Exercise requirements: Repeat the data word for word. Do not include the pictures.

Records supplied:

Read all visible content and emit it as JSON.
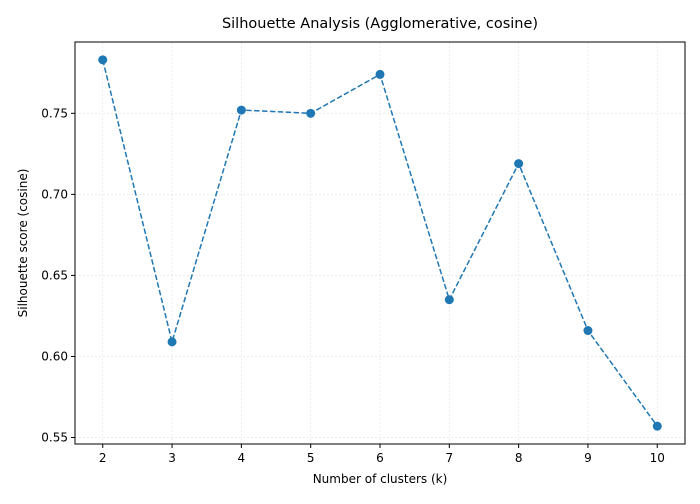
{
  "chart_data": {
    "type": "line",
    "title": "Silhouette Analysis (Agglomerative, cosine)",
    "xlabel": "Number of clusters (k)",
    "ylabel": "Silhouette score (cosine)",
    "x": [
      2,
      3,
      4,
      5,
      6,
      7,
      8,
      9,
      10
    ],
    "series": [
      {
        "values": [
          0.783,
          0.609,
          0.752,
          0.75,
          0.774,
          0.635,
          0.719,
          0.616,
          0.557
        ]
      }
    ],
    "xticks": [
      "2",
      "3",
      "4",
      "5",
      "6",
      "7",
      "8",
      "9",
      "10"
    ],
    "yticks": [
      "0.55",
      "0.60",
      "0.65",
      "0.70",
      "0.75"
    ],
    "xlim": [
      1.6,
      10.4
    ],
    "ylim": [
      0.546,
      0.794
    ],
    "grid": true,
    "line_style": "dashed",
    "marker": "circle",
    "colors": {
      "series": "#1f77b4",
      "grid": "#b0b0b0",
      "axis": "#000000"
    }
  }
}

Expected output:
Read all visible content and emit it as JSON.
{
  "chart_data": {
    "type": "line",
    "title": "Silhouette Analysis (Agglomerative, cosine)",
    "xlabel": "Number of clusters (k)",
    "ylabel": "Silhouette score (cosine)",
    "x": [
      2,
      3,
      4,
      5,
      6,
      7,
      8,
      9,
      10
    ],
    "series": [
      {
        "values": [
          0.783,
          0.609,
          0.752,
          0.75,
          0.774,
          0.635,
          0.719,
          0.616,
          0.557
        ]
      }
    ],
    "xticks": [
      "2",
      "3",
      "4",
      "5",
      "6",
      "7",
      "8",
      "9",
      "10"
    ],
    "yticks": [
      "0.55",
      "0.60",
      "0.65",
      "0.70",
      "0.75"
    ],
    "xlim": [
      1.6,
      10.4
    ],
    "ylim": [
      0.546,
      0.794
    ],
    "grid": true,
    "line_style": "dashed",
    "marker": "circle",
    "colors": {
      "series": "#1f77b4",
      "grid": "#b0b0b0",
      "axis": "#000000"
    }
  }
}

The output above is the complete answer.